++++ Records for the exercise
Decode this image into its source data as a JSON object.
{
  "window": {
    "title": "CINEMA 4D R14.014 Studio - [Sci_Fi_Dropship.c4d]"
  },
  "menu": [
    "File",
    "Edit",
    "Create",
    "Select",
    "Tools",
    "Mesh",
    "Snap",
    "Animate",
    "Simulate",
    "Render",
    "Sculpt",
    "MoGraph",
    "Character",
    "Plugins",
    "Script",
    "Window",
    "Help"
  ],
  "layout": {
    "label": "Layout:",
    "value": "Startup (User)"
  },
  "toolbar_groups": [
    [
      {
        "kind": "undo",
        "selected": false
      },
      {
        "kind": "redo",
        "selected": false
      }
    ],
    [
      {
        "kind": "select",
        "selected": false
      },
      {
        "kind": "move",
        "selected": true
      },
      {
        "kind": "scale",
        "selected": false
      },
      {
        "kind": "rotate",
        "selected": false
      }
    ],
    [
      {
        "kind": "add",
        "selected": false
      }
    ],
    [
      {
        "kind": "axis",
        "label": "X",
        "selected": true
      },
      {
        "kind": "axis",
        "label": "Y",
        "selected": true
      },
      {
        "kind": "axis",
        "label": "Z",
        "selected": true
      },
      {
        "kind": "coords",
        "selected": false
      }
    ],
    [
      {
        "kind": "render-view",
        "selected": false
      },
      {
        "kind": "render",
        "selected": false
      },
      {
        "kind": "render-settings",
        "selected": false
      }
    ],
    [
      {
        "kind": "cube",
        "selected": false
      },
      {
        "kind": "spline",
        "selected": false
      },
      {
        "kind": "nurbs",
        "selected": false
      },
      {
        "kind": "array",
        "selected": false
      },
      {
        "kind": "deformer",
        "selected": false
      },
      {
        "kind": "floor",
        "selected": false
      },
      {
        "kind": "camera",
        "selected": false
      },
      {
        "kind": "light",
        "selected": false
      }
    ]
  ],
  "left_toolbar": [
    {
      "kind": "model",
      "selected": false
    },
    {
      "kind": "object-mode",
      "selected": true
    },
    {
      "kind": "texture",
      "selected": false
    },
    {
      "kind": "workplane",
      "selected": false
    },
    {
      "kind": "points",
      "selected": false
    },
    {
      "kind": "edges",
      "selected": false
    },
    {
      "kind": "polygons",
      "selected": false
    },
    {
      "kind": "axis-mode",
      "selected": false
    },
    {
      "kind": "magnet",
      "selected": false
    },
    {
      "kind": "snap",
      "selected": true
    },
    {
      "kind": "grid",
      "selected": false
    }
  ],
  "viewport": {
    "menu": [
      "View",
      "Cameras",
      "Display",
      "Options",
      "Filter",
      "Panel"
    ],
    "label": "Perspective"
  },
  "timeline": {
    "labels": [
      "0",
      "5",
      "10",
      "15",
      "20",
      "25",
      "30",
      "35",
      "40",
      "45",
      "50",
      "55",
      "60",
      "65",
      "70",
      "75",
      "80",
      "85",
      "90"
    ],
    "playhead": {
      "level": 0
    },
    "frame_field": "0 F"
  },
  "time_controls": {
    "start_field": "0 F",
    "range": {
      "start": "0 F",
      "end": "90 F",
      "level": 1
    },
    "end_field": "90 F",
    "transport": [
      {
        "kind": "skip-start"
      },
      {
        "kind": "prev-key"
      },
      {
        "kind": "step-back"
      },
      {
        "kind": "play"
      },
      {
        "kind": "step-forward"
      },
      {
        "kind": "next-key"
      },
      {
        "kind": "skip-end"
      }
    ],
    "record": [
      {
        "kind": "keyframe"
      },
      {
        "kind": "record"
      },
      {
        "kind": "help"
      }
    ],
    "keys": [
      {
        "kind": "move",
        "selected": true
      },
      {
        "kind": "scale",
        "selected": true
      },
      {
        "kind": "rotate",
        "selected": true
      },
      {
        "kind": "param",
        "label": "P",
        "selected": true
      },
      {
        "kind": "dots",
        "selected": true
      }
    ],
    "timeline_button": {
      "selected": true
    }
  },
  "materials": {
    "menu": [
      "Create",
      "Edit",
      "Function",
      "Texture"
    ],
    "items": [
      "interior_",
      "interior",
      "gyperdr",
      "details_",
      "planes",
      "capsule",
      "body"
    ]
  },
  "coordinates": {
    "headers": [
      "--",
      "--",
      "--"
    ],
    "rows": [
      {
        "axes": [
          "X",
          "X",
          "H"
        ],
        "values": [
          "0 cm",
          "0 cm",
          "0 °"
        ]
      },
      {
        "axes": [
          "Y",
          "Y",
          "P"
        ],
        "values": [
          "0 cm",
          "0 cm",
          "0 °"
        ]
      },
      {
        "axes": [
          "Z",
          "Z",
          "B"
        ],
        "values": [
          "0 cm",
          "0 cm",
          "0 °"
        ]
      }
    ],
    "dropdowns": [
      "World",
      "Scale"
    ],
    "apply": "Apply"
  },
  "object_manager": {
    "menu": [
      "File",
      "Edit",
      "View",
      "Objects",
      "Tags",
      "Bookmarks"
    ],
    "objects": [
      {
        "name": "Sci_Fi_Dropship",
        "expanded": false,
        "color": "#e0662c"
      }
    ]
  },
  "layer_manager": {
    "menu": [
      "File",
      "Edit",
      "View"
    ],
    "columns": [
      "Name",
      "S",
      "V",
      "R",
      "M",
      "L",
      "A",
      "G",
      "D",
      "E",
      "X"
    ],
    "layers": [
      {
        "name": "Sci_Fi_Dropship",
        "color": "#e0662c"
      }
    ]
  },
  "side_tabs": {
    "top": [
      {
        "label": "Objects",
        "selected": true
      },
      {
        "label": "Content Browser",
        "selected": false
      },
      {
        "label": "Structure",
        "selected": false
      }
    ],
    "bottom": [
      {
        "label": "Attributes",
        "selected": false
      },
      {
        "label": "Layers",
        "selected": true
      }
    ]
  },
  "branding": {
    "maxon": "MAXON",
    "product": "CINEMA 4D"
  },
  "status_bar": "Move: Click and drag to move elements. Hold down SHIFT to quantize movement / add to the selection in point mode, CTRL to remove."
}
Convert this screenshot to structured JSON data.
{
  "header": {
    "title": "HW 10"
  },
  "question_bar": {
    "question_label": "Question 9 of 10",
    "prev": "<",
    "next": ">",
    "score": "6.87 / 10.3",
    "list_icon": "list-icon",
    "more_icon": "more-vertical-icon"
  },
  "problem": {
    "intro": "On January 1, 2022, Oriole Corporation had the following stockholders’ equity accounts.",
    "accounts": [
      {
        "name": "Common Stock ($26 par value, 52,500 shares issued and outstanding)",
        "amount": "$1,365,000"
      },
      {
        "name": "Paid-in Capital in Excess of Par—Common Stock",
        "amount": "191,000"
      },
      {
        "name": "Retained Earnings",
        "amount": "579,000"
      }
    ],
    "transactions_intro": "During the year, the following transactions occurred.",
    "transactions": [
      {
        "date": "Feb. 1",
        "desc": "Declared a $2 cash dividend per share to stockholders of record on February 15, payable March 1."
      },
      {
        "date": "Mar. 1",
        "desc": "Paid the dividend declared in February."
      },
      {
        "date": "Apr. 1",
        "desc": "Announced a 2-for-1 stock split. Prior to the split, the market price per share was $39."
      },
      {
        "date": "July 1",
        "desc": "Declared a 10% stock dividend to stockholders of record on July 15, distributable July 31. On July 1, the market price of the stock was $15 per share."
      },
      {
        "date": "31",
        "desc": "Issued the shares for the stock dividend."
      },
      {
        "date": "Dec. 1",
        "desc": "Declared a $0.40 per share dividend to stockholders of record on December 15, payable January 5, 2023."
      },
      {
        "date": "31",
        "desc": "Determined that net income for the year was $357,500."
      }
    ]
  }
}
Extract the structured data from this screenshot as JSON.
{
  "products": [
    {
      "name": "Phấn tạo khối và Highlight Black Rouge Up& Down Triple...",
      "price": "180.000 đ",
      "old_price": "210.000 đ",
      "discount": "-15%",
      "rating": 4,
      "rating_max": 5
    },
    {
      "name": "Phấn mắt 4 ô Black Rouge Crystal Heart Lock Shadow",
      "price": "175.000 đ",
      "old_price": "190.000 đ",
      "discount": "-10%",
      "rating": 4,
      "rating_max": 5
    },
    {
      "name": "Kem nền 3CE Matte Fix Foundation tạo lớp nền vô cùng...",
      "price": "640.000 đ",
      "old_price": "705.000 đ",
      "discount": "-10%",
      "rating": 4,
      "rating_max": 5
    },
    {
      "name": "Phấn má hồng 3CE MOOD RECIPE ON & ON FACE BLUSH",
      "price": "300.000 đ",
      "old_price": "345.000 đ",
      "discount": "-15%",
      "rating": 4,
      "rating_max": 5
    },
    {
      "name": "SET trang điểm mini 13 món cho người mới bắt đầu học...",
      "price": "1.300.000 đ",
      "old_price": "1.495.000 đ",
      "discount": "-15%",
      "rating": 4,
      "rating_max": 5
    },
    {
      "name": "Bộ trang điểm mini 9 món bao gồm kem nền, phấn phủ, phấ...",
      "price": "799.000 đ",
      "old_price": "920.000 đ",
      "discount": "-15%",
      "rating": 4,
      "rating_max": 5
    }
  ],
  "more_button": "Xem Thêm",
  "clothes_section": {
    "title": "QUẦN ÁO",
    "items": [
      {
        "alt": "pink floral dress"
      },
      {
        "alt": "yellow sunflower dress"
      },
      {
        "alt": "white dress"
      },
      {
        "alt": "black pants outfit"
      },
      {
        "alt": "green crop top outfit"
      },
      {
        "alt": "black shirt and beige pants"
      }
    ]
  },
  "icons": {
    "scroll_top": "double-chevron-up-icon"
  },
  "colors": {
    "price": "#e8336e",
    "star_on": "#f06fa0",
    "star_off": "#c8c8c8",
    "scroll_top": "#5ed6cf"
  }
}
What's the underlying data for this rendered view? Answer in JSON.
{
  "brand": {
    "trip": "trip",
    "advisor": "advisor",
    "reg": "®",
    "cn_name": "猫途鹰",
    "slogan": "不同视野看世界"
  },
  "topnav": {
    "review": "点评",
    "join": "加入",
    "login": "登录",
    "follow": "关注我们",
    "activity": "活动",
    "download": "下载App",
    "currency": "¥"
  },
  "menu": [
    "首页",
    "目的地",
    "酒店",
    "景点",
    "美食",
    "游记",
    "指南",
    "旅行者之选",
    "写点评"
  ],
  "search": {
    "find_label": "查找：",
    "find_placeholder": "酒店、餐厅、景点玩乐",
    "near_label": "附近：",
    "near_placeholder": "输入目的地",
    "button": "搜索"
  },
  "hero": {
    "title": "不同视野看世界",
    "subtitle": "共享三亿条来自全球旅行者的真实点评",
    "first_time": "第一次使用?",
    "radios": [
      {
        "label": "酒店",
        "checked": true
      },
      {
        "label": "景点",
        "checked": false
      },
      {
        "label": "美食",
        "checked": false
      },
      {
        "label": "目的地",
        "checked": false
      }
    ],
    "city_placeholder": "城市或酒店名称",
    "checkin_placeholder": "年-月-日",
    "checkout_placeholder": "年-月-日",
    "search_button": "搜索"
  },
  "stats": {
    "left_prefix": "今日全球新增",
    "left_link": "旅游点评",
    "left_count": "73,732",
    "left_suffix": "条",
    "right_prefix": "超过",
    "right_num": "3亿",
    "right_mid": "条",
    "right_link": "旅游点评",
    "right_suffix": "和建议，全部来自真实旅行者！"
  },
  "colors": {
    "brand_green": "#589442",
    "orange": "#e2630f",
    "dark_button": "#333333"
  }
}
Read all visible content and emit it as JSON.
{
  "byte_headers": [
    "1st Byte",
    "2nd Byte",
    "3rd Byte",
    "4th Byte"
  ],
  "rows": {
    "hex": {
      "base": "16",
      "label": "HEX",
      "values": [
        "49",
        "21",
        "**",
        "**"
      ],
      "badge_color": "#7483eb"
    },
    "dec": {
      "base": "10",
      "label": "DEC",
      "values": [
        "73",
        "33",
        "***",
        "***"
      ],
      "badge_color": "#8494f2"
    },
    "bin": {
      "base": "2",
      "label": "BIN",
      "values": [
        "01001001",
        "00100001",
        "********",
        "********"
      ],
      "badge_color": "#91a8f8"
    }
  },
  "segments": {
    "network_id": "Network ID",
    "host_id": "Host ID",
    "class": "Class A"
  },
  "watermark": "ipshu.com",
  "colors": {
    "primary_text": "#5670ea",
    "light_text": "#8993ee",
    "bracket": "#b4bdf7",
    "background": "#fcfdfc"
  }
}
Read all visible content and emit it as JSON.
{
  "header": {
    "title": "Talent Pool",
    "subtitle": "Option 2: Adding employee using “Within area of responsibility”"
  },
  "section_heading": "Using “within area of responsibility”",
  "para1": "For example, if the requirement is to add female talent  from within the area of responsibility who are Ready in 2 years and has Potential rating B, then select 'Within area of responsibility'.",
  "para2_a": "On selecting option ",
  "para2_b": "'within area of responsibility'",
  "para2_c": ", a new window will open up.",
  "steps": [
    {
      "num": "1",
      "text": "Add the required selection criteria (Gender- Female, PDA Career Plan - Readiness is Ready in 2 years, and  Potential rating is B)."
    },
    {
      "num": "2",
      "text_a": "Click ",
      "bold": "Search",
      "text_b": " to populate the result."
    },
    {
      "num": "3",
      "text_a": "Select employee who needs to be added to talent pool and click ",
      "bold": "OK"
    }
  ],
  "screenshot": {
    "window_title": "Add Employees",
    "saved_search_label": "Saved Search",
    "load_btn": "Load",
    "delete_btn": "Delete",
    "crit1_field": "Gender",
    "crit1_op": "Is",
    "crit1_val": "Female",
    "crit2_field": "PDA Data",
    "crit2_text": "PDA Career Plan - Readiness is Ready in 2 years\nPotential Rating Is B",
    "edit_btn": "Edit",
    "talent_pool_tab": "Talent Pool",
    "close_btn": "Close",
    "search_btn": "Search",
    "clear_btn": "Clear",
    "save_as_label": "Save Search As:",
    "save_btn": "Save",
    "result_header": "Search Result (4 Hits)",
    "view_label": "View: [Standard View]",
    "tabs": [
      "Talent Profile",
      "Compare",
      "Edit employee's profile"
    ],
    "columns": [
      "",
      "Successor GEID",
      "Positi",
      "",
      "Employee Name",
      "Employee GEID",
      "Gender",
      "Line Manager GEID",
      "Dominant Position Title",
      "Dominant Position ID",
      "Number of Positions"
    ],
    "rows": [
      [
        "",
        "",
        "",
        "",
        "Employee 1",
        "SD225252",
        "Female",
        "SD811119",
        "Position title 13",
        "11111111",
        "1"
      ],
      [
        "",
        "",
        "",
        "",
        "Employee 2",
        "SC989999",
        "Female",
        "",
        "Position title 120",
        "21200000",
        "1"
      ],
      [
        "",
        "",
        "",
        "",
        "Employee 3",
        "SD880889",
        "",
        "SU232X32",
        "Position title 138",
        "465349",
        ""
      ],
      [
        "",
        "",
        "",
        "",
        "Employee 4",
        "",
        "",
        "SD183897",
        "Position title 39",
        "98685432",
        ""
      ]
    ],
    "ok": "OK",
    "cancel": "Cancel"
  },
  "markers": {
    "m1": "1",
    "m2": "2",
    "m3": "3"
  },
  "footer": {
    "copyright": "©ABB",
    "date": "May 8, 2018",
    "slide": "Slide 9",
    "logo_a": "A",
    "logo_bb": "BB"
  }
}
++++++++
# [Given task]
Count the lines in the records above that contain the word "from", and give only the number.

# [Exercise output]
2